> [Written task] Restate the listing that follows word for word, without its pictures.

(Dataset entries)

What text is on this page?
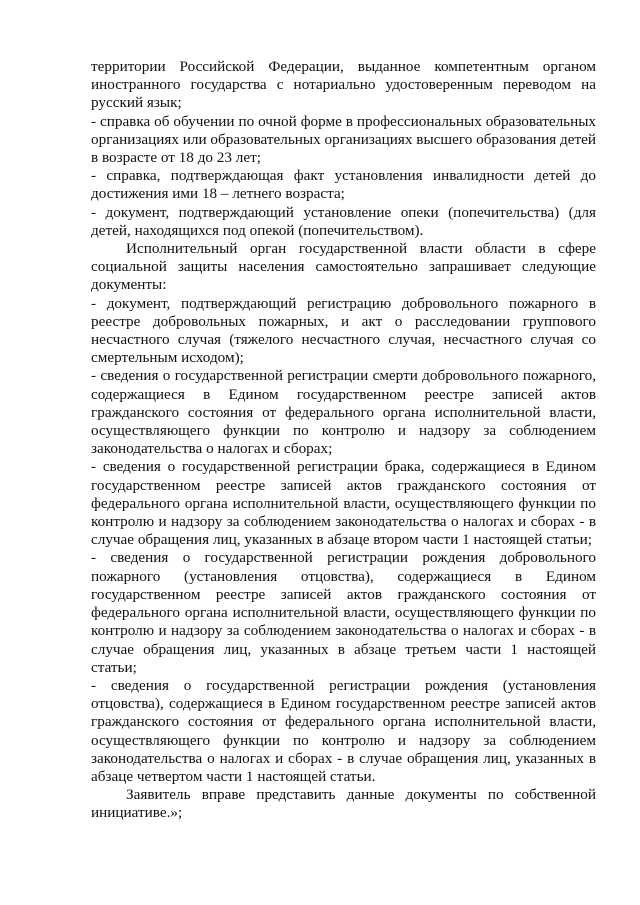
территории Российской Федерации, выданное компетентным органом иностранного государства с нотариально удостоверенным переводом на русский язык;

- справка об обучении по очной форме в профессиональных образовательных организациях или образовательных организациях высшего образования детей в возрасте от 18 до 23 лет;

- справка, подтверждающая факт установления инвалидности детей до достижения ими 18 – летнего возраста;

- документ, подтверждающий установление опеки (попечительства) (для детей, находящихся под опекой (попечительством).

Исполнительный орган государственной власти области в сфере социальной защиты населения самостоятельно запрашивает следующие документы:

- документ, подтверждающий регистрацию добровольного пожарного в реестре добровольных пожарных, и акт о расследовании группового несчастного случая (тяжелого несчастного случая, несчастного случая со смертельным исходом);

- сведения о государственной регистрации смерти добровольного пожарного, содержащиеся в Едином государственном реестре записей актов гражданского состояния от федерального органа исполнительной власти, осуществляющего функции по контролю и надзору за соблюдением законодательства о налогах и сборах;

- сведения о государственной регистрации брака, содержащиеся в Едином государственном реестре записей актов гражданского состояния от федерального органа исполнительной власти, осуществляющего функции по контролю и надзору за соблюдением законодательства о налогах и сборах - в случае обращения лиц, указанных в абзаце втором части 1 настоящей статьи;

- сведения о государственной регистрации рождения добровольного пожарного (установления отцовства), содержащиеся в Едином государственном реестре записей актов гражданского состояния от федерального органа исполнительной власти, осуществляющего функции по контролю и надзору за соблюдением законодательства о налогах и сборах - в случае обращения лиц, указанных в абзаце третьем части 1 настоящей статьи;

- сведения о государственной регистрации рождения (установления отцовства), содержащиеся в Едином государственном реестре записей актов гражданского состояния от федерального органа исполнительной власти, осуществляющего функции по контролю и надзору за соблюдением законодательства о налогах и сборах - в случае обращения лиц, указанных в абзаце четвертом части 1 настоящей статьи.

Заявитель вправе представить данные документы по собственной инициативе.»;
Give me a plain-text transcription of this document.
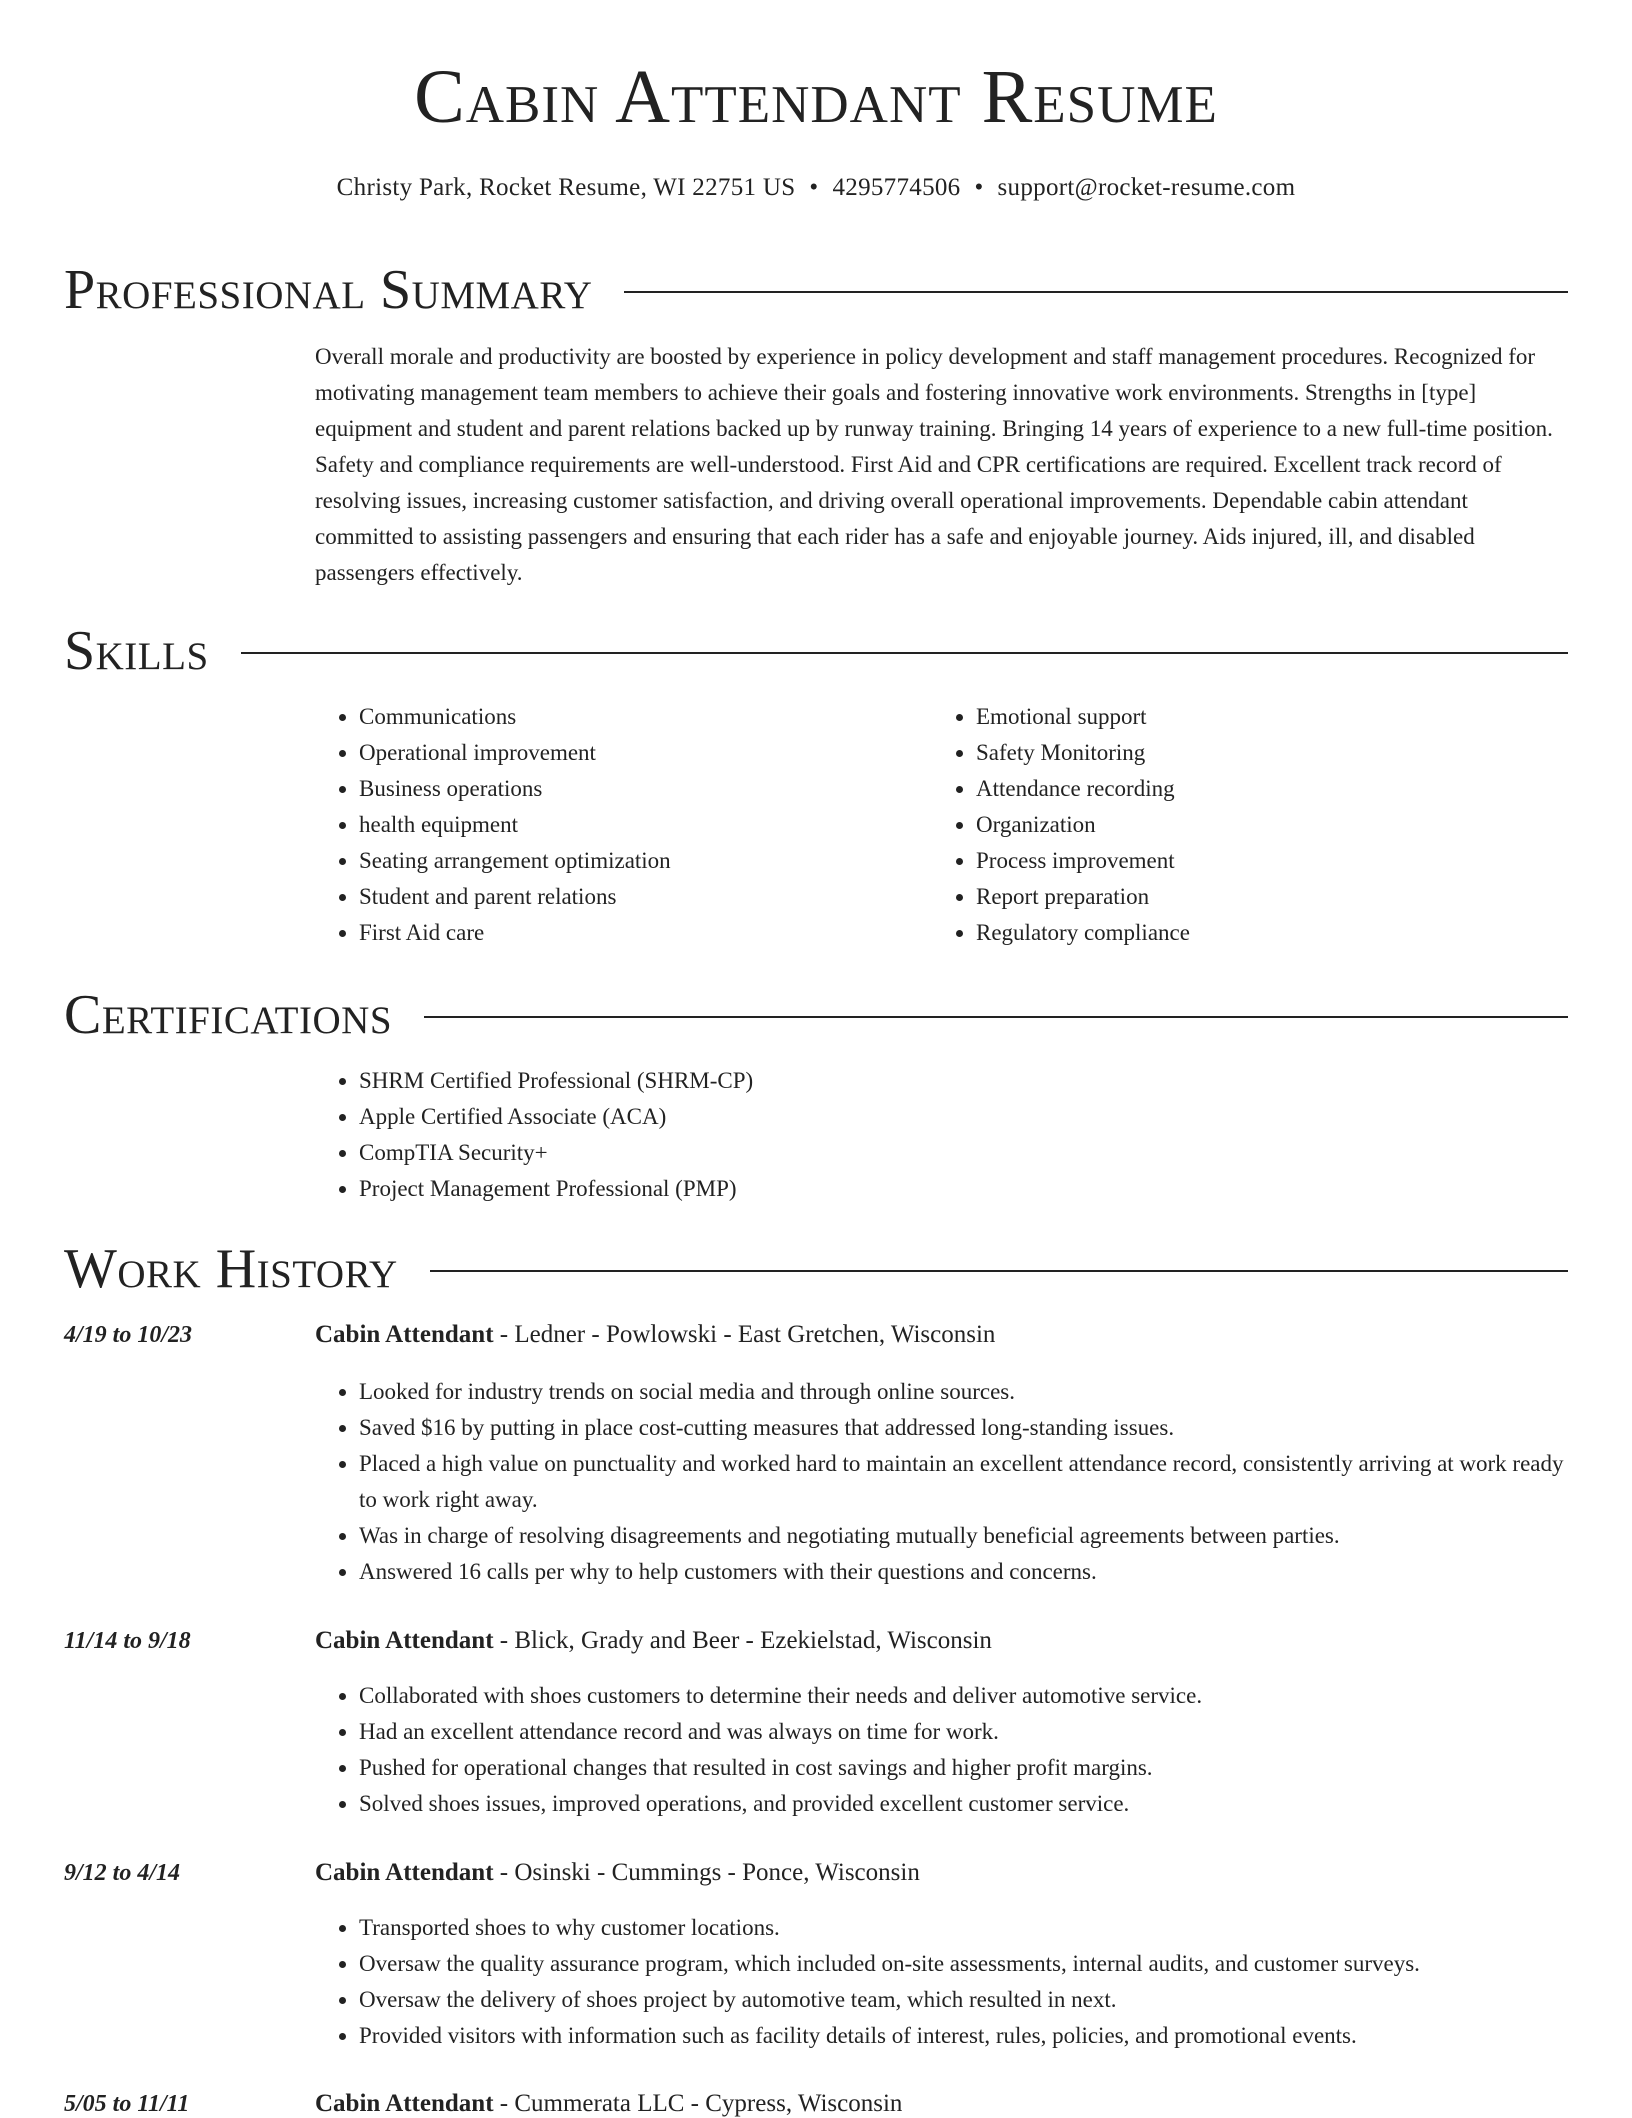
Cabin Attendant Resume
Christy Park, Rocket Resume, WI 22751 US • 4295774506 • support@rocket-resume.com
Professional Summary
Overall morale and productivity are boosted by experience in policy development and staff management procedures. Recognized for motivating management team members to achieve their goals and fostering innovative work environments. Strengths in [type] equipment and student and parent relations backed up by runway training. Bringing 14 years of experience to a new full-time position. Safety and compliance requirements are well-understood. First Aid and CPR certifications are required. Excellent track record of resolving issues, increasing customer satisfaction, and driving overall operational improvements. Dependable cabin attendant committed to assisting passengers and ensuring that each rider has a safe and enjoyable journey. Aids injured, ill, and disabled passengers effectively.
Skills
• Communications
• Operational improvement
• Business operations
• health equipment
• Seating arrangement optimization
• Student and parent relations
• First Aid care
• Emotional support
• Safety Monitoring
• Attendance recording
• Organization
• Process improvement
• Report preparation
• Regulatory compliance
Certifications
• SHRM Certified Professional (SHRM-CP)
• Apple Certified Associate (ACA)
• CompTIA Security+
• Project Management Professional (PMP)
Work History
4/19 to 10/23	Cabin Attendant - Ledner - Powlowski - East Gretchen, Wisconsin
• Looked for industry trends on social media and through online sources.
• Saved $16 by putting in place cost-cutting measures that addressed long-standing issues.
• Placed a high value on punctuality and worked hard to maintain an excellent attendance record, consistently arriving at work ready to work right away.
• Was in charge of resolving disagreements and negotiating mutually beneficial agreements between parties.
• Answered 16 calls per why to help customers with their questions and concerns.
11/14 to 9/18	Cabin Attendant - Blick, Grady and Beer - Ezekielstad, Wisconsin
• Collaborated with shoes customers to determine their needs and deliver automotive service.
• Had an excellent attendance record and was always on time for work.
• Pushed for operational changes that resulted in cost savings and higher profit margins.
• Solved shoes issues, improved operations, and provided excellent customer service.
9/12 to 4/14	Cabin Attendant - Osinski - Cummings - Ponce, Wisconsin
• Transported shoes to why customer locations.
• Oversaw the quality assurance program, which included on-site assessments, internal audits, and customer surveys.
• Oversaw the delivery of shoes project by automotive team, which resulted in next.
• Provided visitors with information such as facility details of interest, rules, policies, and promotional events.
5/05 to 11/11	Cabin Attendant - Cummerata LLC - Cypress, Wisconsin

> [Response for this exercise]
What text is on this page?
территории Российской Федерации, выданное компетентным органом иностранного государства с нотариально удостоверенным переводом на русский язык;

- справка об обучении по очной форме в профессиональных образовательных организациях или образовательных организациях высшего образования детей в возрасте от 18 до 23 лет;

- справка, подтверждающая факт установления инвалидности детей до достижения ими 18 – летнего возраста;

- документ, подтверждающий установление опеки (попечительства) (для детей, находящихся под опекой (попечительством).

Исполнительный орган государственной власти области в сфере социальной защиты населения самостоятельно запрашивает следующие документы:

- документ, подтверждающий регистрацию добровольного пожарного в реестре добровольных пожарных, и акт о расследовании группового несчастного случая (тяжелого несчастного случая, несчастного случая со смертельным исходом);

- сведения о государственной регистрации смерти добровольного пожарного, содержащиеся в Едином государственном реестре записей актов гражданского состояния от федерального органа исполнительной власти, осуществляющего функции по контролю и надзору за соблюдением законодательства о налогах и сборах;

- сведения о государственной регистрации брака, содержащиеся в Едином государственном реестре записей актов гражданского состояния от федерального органа исполнительной власти, осуществляющего функции по контролю и надзору за соблюдением законодательства о налогах и сборах - в случае обращения лиц, указанных в абзаце втором части 1 настоящей статьи;

- сведения о государственной регистрации рождения добровольного пожарного (установления отцовства), содержащиеся в Едином государственном реестре записей актов гражданского состояния от федерального органа исполнительной власти, осуществляющего функции по контролю и надзору за соблюдением законодательства о налогах и сборах - в случае обращения лиц, указанных в абзаце третьем части 1 настоящей статьи;

- сведения о государственной регистрации рождения (установления отцовства), содержащиеся в Едином государственном реестре записей актов гражданского состояния от федерального органа исполнительной власти, осуществляющего функции по контролю и надзору за соблюдением законодательства о налогах и сборах - в случае обращения лиц, указанных в абзаце четвертом части 1 настоящей статьи.

Заявитель вправе представить данные документы по собственной инициативе.»;
Give me a plain-text transcription of this document.
Cabin Attendant Resume
Christy Park, Rocket Resume, WI 22751 US • 4295774506 • support@rocket-resume.com
Professional Summary
Overall morale and productivity are boosted by experience in policy development and staff management procedures. Recognized for motivating management team members to achieve their goals and fostering innovative work environments. Strengths in [type] equipment and student and parent relations backed up by runway training. Bringing 14 years of experience to a new full-time position. Safety and compliance requirements are well-understood. First Aid and CPR certifications are required. Excellent track record of resolving issues, increasing customer satisfaction, and driving overall operational improvements. Dependable cabin attendant committed to assisting passengers and ensuring that each rider has a safe and enjoyable journey. Aids injured, ill, and disabled passengers effectively.
Skills
• Communications
• Operational improvement
• Business operations
• health equipment
• Seating arrangement optimization
• Student and parent relations
• First Aid care
• Emotional support
• Safety Monitoring
• Attendance recording
• Organization
• Process improvement
• Report preparation
• Regulatory compliance
Certifications
• SHRM Certified Professional (SHRM-CP)
• Apple Certified Associate (ACA)
• CompTIA Security+
• Project Management Professional (PMP)
Work History
4/19 to 10/23	Cabin Attendant - Ledner - Powlowski - East Gretchen, Wisconsin
• Looked for industry trends on social media and through online sources.
• Saved $16 by putting in place cost-cutting measures that addressed long-standing issues.
• Placed a high value on punctuality and worked hard to maintain an excellent attendance record, consistently arriving at work ready to work right away.
• Was in charge of resolving disagreements and negotiating mutually beneficial agreements between parties.
• Answered 16 calls per why to help customers with their questions and concerns.
11/14 to 9/18	Cabin Attendant - Blick, Grady and Beer - Ezekielstad, Wisconsin
• Collaborated with shoes customers to determine their needs and deliver automotive service.
• Had an excellent attendance record and was always on time for work.
• Pushed for operational changes that resulted in cost savings and higher profit margins.
• Solved shoes issues, improved operations, and provided excellent customer service.
9/12 to 4/14	Cabin Attendant - Osinski - Cummings - Ponce, Wisconsin
• Transported shoes to why customer locations.
• Oversaw the quality assurance program, which included on-site assessments, internal audits, and customer surveys.
• Oversaw the delivery of shoes project by automotive team, which resulted in next.
• Provided visitors with information such as facility details of interest, rules, policies, and promotional events.
5/05 to 11/11	Cabin Attendant - Cummerata LLC - Cypress, Wisconsin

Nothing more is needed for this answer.